START Page
Let’s make it clear from the very beginning how long does it take to cross the Atlantic?
So it’s three to four weeks of constantly sailing day and night, tired, wet, and miserable.
In this post we are sharing a compilation of what you need to know essentially to estimate the time to sail across the Atlantic, and minimize the suffering of being alone in the middle of the ocean.
- The Distance
- Does the Direction Matter?
- What is the Best Time to Cross the Atlantic by Sailboat?
- How to Use the Trade Winds?
- How Long Does It Take a Cruise Ship to Cross the Atlantic?
- How Long Does it Take to Cross the Atlantic by Motor Yacht?
- Do Your Math
- How Long to Sail Across the Atlantic – Final Words
First, let’s define the problem we are going to face.
The distance of a journey across the Atlantic is roughly 3000 nautical miles, where 2700 NM is the classic distance between the Canary Islands and the Caribbean.
Still, a boat never travels in a straight line; neither does she hold a constant speed, and there are also weather, waves, how great is your steering skill, and many other things.
Look at the online charts to excite yourself about what a crowd is there when it’s the best season to cross the Atlantic. Every pink mark is a private boat!
NOTE The snapshot was taken in late November, the high season.
So, to sail across the Atlantic may take about 20-25 days for most of them to travel, or it may eventually take a whole month in an unfortunate situation.
Does the Direction Matter?
Apparently, we cross the Atlantic in both directions. So, what is the real difference, and does it matter at all?
END Page
Goal a:
Repeat the rows from the line with "piece-glyph: ♟ [613,999,652,1043]" to the line with "square-e1[interactable]: ♚ [695,1068,814,1189]", both lines included, character for character.
START Materials provided
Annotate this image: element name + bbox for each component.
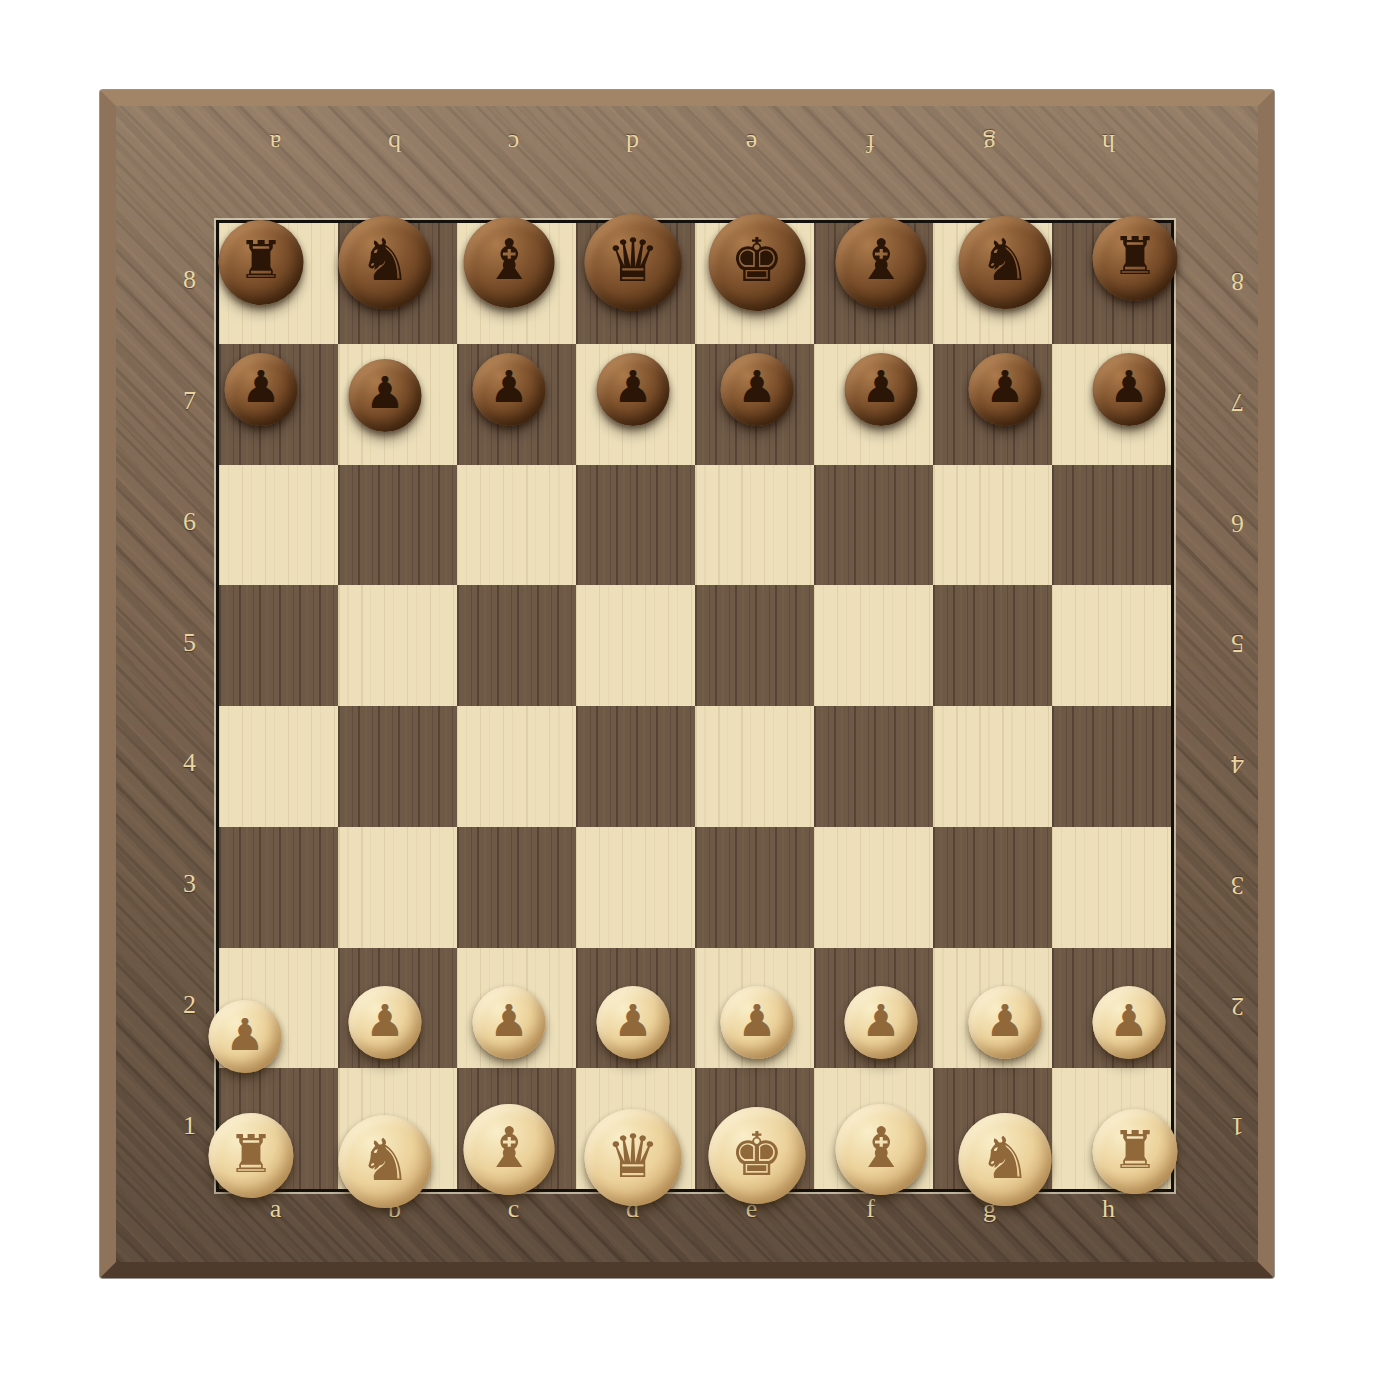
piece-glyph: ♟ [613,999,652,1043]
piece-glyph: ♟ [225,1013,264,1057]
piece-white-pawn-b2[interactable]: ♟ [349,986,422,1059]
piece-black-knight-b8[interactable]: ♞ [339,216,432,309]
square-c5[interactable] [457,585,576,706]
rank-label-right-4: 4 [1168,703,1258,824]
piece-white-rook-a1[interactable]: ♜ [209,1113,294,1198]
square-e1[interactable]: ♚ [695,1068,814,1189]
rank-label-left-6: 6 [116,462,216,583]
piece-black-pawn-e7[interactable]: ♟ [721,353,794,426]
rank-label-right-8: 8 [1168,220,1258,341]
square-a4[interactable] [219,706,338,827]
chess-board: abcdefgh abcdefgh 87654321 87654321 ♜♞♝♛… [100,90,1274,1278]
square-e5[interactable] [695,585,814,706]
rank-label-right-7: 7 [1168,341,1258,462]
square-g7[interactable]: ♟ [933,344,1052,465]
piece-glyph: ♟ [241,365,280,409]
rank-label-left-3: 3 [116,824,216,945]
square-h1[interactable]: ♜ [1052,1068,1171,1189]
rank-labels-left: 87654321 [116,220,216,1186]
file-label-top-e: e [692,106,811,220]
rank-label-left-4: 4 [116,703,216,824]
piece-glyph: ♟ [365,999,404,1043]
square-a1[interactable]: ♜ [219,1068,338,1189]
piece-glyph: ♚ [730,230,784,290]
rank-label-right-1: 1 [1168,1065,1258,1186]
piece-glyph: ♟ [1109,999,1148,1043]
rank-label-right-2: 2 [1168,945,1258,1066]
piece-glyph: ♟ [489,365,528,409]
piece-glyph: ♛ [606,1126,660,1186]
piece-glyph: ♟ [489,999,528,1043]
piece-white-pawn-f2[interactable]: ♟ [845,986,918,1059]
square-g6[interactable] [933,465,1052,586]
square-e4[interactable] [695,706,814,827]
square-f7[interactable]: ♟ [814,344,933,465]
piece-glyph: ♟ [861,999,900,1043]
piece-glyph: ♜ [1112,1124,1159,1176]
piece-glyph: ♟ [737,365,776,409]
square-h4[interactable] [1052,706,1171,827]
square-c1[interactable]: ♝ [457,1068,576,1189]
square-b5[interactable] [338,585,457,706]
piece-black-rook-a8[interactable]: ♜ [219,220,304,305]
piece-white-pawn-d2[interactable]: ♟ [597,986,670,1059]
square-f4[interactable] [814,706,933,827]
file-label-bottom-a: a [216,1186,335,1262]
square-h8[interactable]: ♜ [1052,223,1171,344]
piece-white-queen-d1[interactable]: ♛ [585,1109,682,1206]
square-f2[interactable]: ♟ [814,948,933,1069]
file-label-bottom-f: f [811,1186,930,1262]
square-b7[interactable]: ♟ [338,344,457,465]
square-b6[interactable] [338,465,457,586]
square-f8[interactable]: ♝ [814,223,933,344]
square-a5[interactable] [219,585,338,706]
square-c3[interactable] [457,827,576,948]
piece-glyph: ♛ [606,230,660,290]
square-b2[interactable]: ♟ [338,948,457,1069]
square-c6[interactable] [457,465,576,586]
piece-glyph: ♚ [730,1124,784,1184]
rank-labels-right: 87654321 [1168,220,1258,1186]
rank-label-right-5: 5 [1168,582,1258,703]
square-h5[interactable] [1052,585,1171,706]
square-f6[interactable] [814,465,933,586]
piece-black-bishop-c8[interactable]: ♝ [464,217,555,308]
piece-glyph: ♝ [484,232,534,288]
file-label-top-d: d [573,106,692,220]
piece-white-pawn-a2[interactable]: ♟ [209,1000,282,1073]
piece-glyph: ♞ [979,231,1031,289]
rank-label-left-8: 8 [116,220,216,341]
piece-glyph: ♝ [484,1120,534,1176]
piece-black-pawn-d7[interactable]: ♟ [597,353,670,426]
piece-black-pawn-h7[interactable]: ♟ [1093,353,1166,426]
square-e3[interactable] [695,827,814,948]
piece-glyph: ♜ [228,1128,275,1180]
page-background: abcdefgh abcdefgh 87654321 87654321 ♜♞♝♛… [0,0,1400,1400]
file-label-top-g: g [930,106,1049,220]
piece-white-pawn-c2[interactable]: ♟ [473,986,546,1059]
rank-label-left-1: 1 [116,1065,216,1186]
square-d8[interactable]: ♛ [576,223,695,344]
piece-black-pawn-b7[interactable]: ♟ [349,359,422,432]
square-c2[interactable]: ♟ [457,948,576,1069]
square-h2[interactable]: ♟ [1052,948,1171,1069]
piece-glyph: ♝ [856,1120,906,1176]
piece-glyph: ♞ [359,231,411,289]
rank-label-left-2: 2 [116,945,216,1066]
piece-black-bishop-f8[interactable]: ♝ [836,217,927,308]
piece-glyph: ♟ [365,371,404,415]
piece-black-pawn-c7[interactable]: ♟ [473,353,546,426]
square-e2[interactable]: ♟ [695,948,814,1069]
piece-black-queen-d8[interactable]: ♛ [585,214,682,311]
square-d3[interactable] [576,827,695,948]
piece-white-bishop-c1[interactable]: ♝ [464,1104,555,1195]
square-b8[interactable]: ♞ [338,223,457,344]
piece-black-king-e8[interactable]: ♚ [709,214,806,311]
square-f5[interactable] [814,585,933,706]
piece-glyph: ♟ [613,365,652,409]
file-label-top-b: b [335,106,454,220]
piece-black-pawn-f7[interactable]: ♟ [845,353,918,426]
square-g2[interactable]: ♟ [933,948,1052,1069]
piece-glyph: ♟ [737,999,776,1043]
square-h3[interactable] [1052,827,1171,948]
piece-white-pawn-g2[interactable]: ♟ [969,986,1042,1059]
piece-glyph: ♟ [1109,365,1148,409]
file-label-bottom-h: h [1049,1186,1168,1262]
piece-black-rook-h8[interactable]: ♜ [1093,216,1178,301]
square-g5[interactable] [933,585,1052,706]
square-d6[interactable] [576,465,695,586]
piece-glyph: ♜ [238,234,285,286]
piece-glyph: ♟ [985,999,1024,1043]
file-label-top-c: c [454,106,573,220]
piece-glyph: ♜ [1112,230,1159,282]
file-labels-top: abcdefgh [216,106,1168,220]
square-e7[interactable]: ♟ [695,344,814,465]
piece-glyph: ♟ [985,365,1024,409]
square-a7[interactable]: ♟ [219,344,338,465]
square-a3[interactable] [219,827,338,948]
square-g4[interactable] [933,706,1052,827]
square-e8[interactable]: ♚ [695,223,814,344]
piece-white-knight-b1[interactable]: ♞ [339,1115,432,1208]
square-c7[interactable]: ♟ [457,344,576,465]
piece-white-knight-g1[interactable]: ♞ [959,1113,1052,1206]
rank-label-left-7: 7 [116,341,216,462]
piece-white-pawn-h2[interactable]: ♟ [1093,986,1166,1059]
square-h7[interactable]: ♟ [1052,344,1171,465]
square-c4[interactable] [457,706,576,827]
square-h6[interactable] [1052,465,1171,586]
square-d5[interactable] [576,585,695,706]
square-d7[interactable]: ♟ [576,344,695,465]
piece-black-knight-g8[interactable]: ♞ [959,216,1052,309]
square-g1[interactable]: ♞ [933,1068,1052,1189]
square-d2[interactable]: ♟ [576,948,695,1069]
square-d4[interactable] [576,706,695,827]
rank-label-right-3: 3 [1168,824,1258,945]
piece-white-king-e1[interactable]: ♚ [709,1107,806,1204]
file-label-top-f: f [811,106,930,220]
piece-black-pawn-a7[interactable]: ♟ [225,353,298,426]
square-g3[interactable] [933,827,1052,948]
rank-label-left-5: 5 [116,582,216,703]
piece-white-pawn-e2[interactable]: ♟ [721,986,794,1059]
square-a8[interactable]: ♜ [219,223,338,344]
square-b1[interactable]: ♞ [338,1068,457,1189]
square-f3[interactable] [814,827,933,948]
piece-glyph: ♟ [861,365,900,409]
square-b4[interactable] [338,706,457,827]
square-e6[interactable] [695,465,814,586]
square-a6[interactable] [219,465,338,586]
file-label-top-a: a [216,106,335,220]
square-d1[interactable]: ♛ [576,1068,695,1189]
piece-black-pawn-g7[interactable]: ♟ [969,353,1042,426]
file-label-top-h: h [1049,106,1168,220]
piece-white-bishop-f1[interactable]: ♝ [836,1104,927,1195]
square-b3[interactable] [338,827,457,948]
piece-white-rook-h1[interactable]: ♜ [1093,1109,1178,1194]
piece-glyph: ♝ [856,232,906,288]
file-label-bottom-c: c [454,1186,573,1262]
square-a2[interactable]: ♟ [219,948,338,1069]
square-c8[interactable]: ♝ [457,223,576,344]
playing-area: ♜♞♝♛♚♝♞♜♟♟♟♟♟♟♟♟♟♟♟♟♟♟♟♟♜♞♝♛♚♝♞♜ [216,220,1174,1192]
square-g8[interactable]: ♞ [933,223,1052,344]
END Materials provided
Goal b:
Transcribe the passage of the Atlantic sailing text from "Let’s make it" to "wet, and miserable." without any changes.

Written reply a:
piece-glyph: ♟ [613,999,652,1043]
piece-glyph: ♟ [225,1013,264,1057]
piece-white-pawn-b2[interactable]: ♟ [349,986,422,1059]
piece-black-knight-b8[interactable]: ♞ [339,216,432,309]
square-c5[interactable] [457,585,576,706]
rank-label-right-4: 4 [1168,703,1258,824]
piece-white-rook-a1[interactable]: ♜ [209,1113,294,1198]
square-e1[interactable]: ♚ [695,1068,814,1189]

Written reply b:
Let’s make it clear from the very beginning how long does it take to cross the Atlantic?
So it’s three to four weeks of constantly sailing day and night, tired, wet, and miserable.